## Exercise
Copy out all lines of the records in which the word "kirkegården" appears.

[Data records]
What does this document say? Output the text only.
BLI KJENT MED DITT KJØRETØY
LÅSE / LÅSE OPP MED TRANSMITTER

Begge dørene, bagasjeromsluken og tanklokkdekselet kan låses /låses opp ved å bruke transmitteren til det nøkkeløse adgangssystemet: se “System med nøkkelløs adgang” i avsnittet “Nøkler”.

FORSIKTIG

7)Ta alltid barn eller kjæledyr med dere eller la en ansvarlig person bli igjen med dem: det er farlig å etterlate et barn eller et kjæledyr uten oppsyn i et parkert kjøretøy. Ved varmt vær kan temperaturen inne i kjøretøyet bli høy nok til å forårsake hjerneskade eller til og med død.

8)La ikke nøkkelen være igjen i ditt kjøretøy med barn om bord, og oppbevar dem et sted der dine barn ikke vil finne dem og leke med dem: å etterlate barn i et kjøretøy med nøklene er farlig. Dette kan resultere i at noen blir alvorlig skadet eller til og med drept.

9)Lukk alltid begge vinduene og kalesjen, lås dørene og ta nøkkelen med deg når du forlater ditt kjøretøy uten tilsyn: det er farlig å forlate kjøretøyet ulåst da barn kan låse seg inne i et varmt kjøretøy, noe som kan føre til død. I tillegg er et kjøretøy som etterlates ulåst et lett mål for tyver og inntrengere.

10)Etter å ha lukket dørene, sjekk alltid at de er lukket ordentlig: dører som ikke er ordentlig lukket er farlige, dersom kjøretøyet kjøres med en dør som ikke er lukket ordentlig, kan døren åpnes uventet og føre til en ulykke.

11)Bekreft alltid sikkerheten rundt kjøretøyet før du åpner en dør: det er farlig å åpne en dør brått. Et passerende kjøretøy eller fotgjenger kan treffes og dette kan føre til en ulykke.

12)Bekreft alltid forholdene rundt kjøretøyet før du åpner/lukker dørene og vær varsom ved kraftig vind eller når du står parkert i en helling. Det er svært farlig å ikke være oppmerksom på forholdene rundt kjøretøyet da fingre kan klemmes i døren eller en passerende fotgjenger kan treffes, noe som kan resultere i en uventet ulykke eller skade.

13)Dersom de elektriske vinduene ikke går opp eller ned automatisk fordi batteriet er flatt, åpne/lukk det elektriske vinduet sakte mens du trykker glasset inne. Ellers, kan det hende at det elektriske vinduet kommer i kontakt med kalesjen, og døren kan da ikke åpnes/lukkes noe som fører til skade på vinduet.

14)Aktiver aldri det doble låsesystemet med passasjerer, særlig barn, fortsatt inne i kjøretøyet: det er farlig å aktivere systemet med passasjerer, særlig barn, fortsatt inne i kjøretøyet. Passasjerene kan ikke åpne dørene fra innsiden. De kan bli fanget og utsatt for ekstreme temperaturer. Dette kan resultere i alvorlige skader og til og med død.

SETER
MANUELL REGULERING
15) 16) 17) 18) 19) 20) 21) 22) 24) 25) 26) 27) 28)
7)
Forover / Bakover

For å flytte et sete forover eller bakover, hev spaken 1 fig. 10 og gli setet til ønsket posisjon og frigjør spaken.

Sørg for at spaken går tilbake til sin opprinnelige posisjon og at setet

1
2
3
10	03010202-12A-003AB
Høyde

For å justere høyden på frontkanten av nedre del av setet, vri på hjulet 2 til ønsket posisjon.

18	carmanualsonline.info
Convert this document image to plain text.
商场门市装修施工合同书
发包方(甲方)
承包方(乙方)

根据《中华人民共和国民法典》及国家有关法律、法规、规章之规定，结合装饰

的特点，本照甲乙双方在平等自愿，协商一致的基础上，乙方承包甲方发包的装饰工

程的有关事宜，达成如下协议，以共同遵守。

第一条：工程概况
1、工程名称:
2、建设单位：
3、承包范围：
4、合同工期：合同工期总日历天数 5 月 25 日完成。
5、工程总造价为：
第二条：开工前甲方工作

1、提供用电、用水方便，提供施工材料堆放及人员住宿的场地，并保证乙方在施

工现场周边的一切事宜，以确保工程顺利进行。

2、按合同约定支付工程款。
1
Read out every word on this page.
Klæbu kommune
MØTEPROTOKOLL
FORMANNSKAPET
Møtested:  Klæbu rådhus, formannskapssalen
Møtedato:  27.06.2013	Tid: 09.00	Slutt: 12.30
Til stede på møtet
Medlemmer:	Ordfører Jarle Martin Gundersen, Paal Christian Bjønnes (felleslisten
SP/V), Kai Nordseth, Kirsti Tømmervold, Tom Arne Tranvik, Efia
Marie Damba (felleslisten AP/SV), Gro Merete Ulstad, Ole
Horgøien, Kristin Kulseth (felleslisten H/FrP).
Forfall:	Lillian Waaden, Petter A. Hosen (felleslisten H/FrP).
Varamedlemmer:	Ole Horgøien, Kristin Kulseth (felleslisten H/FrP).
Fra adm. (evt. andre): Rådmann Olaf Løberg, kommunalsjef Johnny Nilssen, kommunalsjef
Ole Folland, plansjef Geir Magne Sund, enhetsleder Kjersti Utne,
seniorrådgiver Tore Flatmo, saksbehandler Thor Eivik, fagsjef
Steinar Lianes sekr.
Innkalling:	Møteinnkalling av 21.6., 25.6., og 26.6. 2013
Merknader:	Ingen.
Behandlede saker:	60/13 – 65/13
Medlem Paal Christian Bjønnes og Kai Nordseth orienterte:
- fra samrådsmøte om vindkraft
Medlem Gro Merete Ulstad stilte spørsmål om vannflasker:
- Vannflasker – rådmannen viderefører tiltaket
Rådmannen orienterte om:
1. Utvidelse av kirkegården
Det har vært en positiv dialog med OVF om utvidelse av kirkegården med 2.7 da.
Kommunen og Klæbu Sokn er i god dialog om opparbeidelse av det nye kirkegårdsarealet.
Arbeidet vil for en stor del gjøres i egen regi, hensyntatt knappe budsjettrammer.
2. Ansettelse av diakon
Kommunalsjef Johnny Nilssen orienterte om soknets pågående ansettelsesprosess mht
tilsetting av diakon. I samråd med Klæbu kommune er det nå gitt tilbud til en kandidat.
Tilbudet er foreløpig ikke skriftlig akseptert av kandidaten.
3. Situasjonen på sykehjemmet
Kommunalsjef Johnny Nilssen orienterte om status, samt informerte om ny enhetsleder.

## Result below
1. Utvidelse av kirkegården
Det har vært en positiv dialog med OVF om utvidelse av kirkegården med 2.7 da.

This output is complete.